* _Prompt_: Search each line below for "fibronectin", then return the lines where it appears.

=== Data for this task ===

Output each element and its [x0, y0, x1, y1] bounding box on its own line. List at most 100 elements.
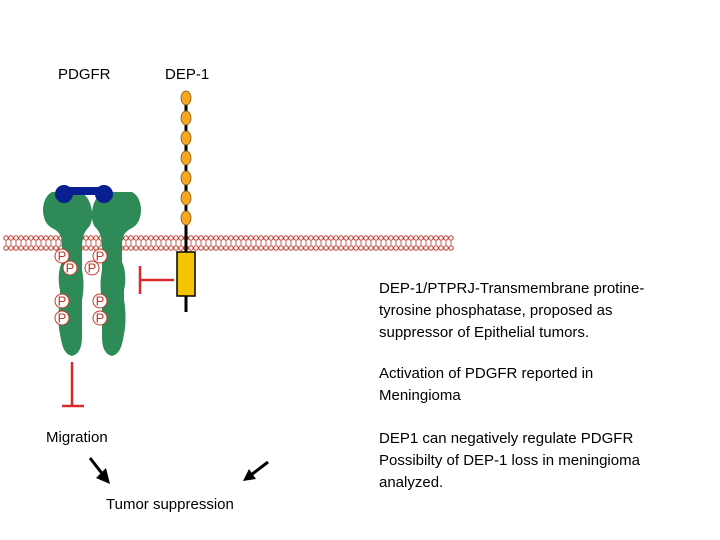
phospho-site: P [54, 310, 70, 326]
lipid-head [148, 235, 154, 241]
lipid-head [338, 235, 344, 241]
lipid-head [223, 245, 229, 251]
phospho-site: P [92, 248, 108, 264]
lipid-head [228, 245, 234, 251]
lipid-head [13, 245, 19, 251]
lipid-head [218, 245, 224, 251]
lipid-head [188, 245, 194, 251]
phospho-label: P [58, 294, 67, 309]
lipid-head [18, 235, 24, 241]
lipid-head [248, 235, 254, 241]
lipid-head [328, 245, 334, 251]
phospho-label: P [88, 261, 97, 276]
lipid-head [258, 245, 264, 251]
pdgf-ligand-left [55, 185, 73, 203]
lipid-head [403, 245, 409, 251]
lipid-head [248, 245, 254, 251]
dep1-label: DEP-1 [165, 66, 210, 83]
lipid-head [123, 245, 129, 251]
lipid-head [83, 235, 89, 241]
lipid-head [348, 245, 354, 251]
lipid-head [258, 235, 264, 241]
lipid-head [48, 235, 54, 241]
lipid-head [303, 235, 309, 241]
dep1-inhibition-of-pdgfr [138, 266, 174, 294]
pdgfr-inhibition-of-migration [62, 362, 84, 408]
lipid-head [218, 235, 224, 241]
lipid-head [43, 245, 49, 251]
lipid-head [238, 235, 244, 241]
pdgfr-monomer-right [91, 192, 141, 356]
lipid-head [23, 245, 29, 251]
lipid-head [443, 235, 449, 241]
lipid-head [383, 235, 389, 241]
lipid-head [138, 235, 144, 241]
lipid-head [53, 235, 59, 241]
arrows-to-tumor-suppression [88, 457, 269, 484]
lipid-head [123, 235, 129, 241]
lipid-head [328, 235, 334, 241]
lipid-head [33, 235, 39, 241]
phospho-site: P [84, 260, 100, 276]
tumor-suppression-label: Tumor suppression [106, 496, 234, 513]
lipid-head [268, 235, 274, 241]
fibronectin-domain [180, 210, 192, 226]
fibronectin-domain [180, 110, 192, 126]
lipid-head [338, 245, 344, 251]
lipid-head [13, 235, 19, 241]
lipid-head [143, 245, 149, 251]
fibronectin-domain [180, 90, 192, 106]
phospho-site: P [92, 310, 108, 326]
lipid-head [178, 245, 184, 251]
lipid-head [253, 245, 259, 251]
lipid-head [178, 235, 184, 241]
phospho-site: P [54, 248, 70, 264]
lipid-head [373, 245, 379, 251]
lipid-head [438, 235, 444, 241]
cell-membrane [3, 235, 454, 251]
lipid-head [88, 235, 94, 241]
pdgfr-label: PDGFR [58, 66, 111, 83]
lipid-head [213, 245, 219, 251]
lipid-head [388, 245, 394, 251]
lipid-head [93, 235, 99, 241]
lipid-head [418, 245, 424, 251]
lipid-head [313, 235, 319, 241]
lipid-head [38, 245, 44, 251]
lipid-head [373, 235, 379, 241]
lipid-head [323, 245, 329, 251]
lipid-head [158, 235, 164, 241]
lipid-head [128, 245, 134, 251]
lipid-head [53, 245, 59, 251]
lipid-head [393, 245, 399, 251]
lipid-head [368, 245, 374, 251]
lipid-head [308, 245, 314, 251]
dep1-description-text: DEP-1/PTPRJ-Transmembrane protine- tyros… [379, 278, 709, 344]
lipid-head [163, 245, 169, 251]
lipid-head [153, 235, 159, 241]
lipid-head [83, 245, 89, 251]
lipid-head [158, 245, 164, 251]
lipid-head [203, 235, 209, 241]
lipid-head [428, 235, 434, 241]
lipid-head [278, 235, 284, 241]
lipid-head [388, 235, 394, 241]
lipid-head [408, 245, 414, 251]
phospho-label: P [58, 249, 67, 264]
phospho-site: P [54, 293, 70, 309]
lipid-head [233, 245, 239, 251]
lipid-head [448, 235, 454, 241]
lipid-head [413, 245, 419, 251]
lipid-head [8, 245, 14, 251]
lipid-head [188, 235, 194, 241]
fibronectin-domain [180, 170, 192, 186]
lipid-head [28, 245, 34, 251]
text-line: Meningioma [379, 387, 461, 404]
lipid-head [358, 245, 364, 251]
phospho-label: P [96, 249, 105, 264]
text-line: tyrosine phosphatase, proposed as [379, 302, 613, 319]
lipid-head [203, 245, 209, 251]
dep1-extracellular-domains [180, 90, 192, 226]
lipid-head [28, 235, 34, 241]
lipid-head [18, 245, 24, 251]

===

* _Response_:
fibronectin-domain [180, 210, 192, 226]
fibronectin-domain [180, 110, 192, 126]
fibronectin-domain [180, 90, 192, 106]
fibronectin-domain [180, 170, 192, 186]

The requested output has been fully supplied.